- [Short task]: Write out each line of the listing as it stands, without the images.

- [Provided records]:
────────

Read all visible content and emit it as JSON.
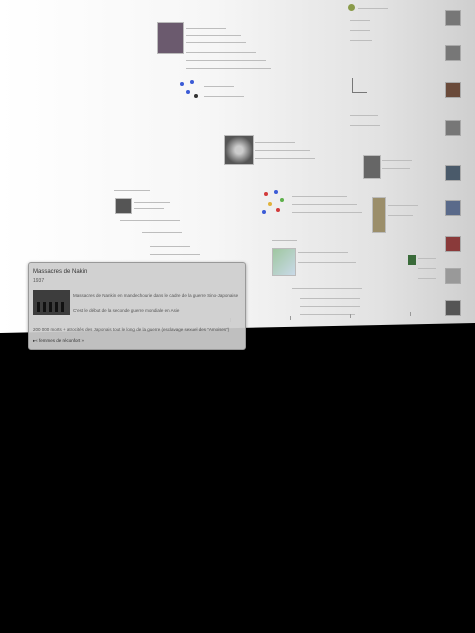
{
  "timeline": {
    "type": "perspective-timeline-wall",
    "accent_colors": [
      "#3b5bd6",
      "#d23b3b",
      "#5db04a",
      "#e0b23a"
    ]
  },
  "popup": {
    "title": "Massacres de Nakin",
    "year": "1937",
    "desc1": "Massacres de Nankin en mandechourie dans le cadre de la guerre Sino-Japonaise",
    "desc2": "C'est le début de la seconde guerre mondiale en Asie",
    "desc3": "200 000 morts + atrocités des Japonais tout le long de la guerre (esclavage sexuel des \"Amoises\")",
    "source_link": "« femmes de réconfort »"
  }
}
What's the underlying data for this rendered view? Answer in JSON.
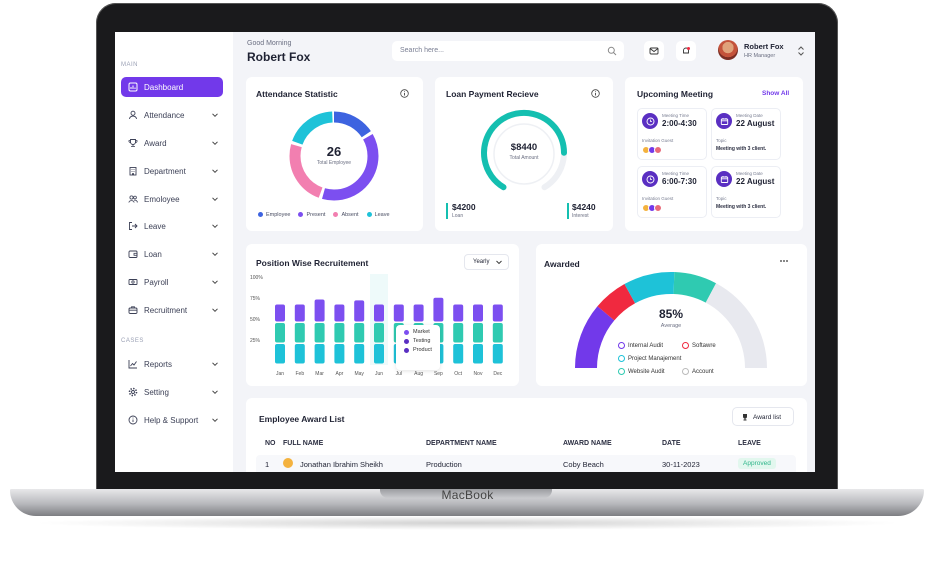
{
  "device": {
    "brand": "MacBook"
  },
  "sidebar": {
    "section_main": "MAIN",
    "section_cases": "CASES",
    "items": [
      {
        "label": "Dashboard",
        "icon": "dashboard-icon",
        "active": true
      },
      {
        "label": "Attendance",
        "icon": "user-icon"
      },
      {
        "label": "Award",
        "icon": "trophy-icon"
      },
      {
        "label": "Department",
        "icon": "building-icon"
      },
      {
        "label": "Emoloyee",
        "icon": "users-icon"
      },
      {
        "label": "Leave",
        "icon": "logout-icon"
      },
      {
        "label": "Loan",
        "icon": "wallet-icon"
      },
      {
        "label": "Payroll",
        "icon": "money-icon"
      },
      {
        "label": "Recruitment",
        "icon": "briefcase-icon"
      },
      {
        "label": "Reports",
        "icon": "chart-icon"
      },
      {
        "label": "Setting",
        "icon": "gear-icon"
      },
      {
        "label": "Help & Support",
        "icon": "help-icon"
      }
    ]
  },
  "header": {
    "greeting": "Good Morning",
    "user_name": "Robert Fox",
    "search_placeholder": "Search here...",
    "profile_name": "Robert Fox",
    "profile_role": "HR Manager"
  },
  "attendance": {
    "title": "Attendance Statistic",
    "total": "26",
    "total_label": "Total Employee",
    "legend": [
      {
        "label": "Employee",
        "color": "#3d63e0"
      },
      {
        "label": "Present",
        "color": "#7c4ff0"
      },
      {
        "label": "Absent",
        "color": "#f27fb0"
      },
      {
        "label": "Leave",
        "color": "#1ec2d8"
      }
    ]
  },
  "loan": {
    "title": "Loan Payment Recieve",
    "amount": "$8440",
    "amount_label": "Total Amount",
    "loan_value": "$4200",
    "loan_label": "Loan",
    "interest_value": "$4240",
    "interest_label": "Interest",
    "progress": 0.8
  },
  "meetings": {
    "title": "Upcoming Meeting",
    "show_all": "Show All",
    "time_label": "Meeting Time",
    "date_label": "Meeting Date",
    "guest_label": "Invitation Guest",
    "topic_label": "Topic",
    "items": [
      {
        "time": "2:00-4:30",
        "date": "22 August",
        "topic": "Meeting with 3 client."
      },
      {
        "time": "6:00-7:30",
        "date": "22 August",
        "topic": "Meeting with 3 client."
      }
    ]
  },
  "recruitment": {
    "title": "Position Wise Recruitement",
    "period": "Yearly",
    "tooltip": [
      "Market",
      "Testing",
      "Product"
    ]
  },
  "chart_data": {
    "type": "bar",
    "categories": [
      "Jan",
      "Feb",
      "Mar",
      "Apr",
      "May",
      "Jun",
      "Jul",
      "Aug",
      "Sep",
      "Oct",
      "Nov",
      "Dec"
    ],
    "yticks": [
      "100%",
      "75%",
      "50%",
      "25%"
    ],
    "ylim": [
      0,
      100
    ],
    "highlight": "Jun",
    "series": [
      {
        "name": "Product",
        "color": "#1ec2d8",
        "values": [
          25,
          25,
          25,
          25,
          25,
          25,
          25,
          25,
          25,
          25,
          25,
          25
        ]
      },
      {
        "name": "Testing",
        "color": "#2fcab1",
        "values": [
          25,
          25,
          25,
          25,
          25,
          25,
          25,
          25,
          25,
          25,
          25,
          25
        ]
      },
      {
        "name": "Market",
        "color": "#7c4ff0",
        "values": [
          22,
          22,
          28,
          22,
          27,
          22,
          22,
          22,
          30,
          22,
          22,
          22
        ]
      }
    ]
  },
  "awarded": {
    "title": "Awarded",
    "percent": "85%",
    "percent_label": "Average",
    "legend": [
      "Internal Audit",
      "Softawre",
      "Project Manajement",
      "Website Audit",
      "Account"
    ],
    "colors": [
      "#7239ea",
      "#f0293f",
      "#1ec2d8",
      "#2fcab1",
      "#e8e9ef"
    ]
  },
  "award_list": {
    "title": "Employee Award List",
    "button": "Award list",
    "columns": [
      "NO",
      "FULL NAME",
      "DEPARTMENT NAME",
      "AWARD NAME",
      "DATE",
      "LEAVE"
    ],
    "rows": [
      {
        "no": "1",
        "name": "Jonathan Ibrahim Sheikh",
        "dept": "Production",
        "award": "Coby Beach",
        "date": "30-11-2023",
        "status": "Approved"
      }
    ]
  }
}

────────

- [Answer in full]:
Read all visible content and emit it as JSON.
{
  "timeline": {
    "type": "perspective-timeline-wall",
    "accent_colors": [
      "#3b5bd6",
      "#d23b3b",
      "#5db04a",
      "#e0b23a"
    ]
  },
  "popup": {
    "title": "Massacres de Nakin",
    "year": "1937",
    "desc1": "Massacres de Nankin en mandechourie dans le cadre de la guerre Sino-Japonaise",
    "desc2": "C'est le début de la seconde guerre mondiale en Asie",
    "desc3": "200 000 morts + atrocités des Japonais tout le long de la guerre (esclavage sexuel des \"Amoises\")",
    "source_link": "« femmes de réconfort »"
  }
}
What's the underlying data for this rendered view? Answer in JSON.
{
  "device": {
    "brand": "MacBook"
  },
  "sidebar": {
    "section_main": "MAIN",
    "section_cases": "CASES",
    "items": [
      {
        "label": "Dashboard",
        "icon": "dashboard-icon",
        "active": true
      },
      {
        "label": "Attendance",
        "icon": "user-icon"
      },
      {
        "label": "Award",
        "icon": "trophy-icon"
      },
      {
        "label": "Department",
        "icon": "building-icon"
      },
      {
        "label": "Emoloyee",
        "icon": "users-icon"
      },
      {
        "label": "Leave",
        "icon": "logout-icon"
      },
      {
        "label": "Loan",
        "icon": "wallet-icon"
      },
      {
        "label": "Payroll",
        "icon": "money-icon"
      },
      {
        "label": "Recruitment",
        "icon": "briefcase-icon"
      },
      {
        "label": "Reports",
        "icon": "chart-icon"
      },
      {
        "label": "Setting",
        "icon": "gear-icon"
      },
      {
        "label": "Help & Support",
        "icon": "help-icon"
      }
    ]
  },
  "header": {
    "greeting": "Good Morning",
    "user_name": "Robert Fox",
    "search_placeholder": "Search here...",
    "profile_name": "Robert Fox",
    "profile_role": "HR Manager"
  },
  "attendance": {
    "title": "Attendance Statistic",
    "total": "26",
    "total_label": "Total Employee",
    "legend": [
      {
        "label": "Employee",
        "color": "#3d63e0"
      },
      {
        "label": "Present",
        "color": "#7c4ff0"
      },
      {
        "label": "Absent",
        "color": "#f27fb0"
      },
      {
        "label": "Leave",
        "color": "#1ec2d8"
      }
    ]
  },
  "loan": {
    "title": "Loan Payment Recieve",
    "amount": "$8440",
    "amount_label": "Total Amount",
    "loan_value": "$4200",
    "loan_label": "Loan",
    "interest_value": "$4240",
    "interest_label": "Interest",
    "progress": 0.8
  },
  "meetings": {
    "title": "Upcoming Meeting",
    "show_all": "Show All",
    "time_label": "Meeting Time",
    "date_label": "Meeting Date",
    "guest_label": "Invitation Guest",
    "topic_label": "Topic",
    "items": [
      {
        "time": "2:00-4:30",
        "date": "22 August",
        "topic": "Meeting with 3 client."
      },
      {
        "time": "6:00-7:30",
        "date": "22 August",
        "topic": "Meeting with 3 client."
      }
    ]
  },
  "recruitment": {
    "title": "Position Wise Recruitement",
    "period": "Yearly",
    "tooltip": [
      "Market",
      "Testing",
      "Product"
    ]
  },
  "chart_data": {
    "type": "bar",
    "categories": [
      "Jan",
      "Feb",
      "Mar",
      "Apr",
      "May",
      "Jun",
      "Jul",
      "Aug",
      "Sep",
      "Oct",
      "Nov",
      "Dec"
    ],
    "yticks": [
      "100%",
      "75%",
      "50%",
      "25%"
    ],
    "ylim": [
      0,
      100
    ],
    "highlight": "Jun",
    "series": [
      {
        "name": "Product",
        "color": "#1ec2d8",
        "values": [
          25,
          25,
          25,
          25,
          25,
          25,
          25,
          25,
          25,
          25,
          25,
          25
        ]
      },
      {
        "name": "Testing",
        "color": "#2fcab1",
        "values": [
          25,
          25,
          25,
          25,
          25,
          25,
          25,
          25,
          25,
          25,
          25,
          25
        ]
      },
      {
        "name": "Market",
        "color": "#7c4ff0",
        "values": [
          22,
          22,
          28,
          22,
          27,
          22,
          22,
          22,
          30,
          22,
          22,
          22
        ]
      }
    ]
  },
  "awarded": {
    "title": "Awarded",
    "percent": "85%",
    "percent_label": "Average",
    "legend": [
      "Internal Audit",
      "Softawre",
      "Project Manajement",
      "Website Audit",
      "Account"
    ],
    "colors": [
      "#7239ea",
      "#f0293f",
      "#1ec2d8",
      "#2fcab1",
      "#e8e9ef"
    ]
  },
  "award_list": {
    "title": "Employee Award List",
    "button": "Award list",
    "columns": [
      "NO",
      "FULL NAME",
      "DEPARTMENT NAME",
      "AWARD NAME",
      "DATE",
      "LEAVE"
    ],
    "rows": [
      {
        "no": "1",
        "name": "Jonathan Ibrahim Sheikh",
        "dept": "Production",
        "award": "Coby Beach",
        "date": "30-11-2023",
        "status": "Approved"
      }
    ]
  }
}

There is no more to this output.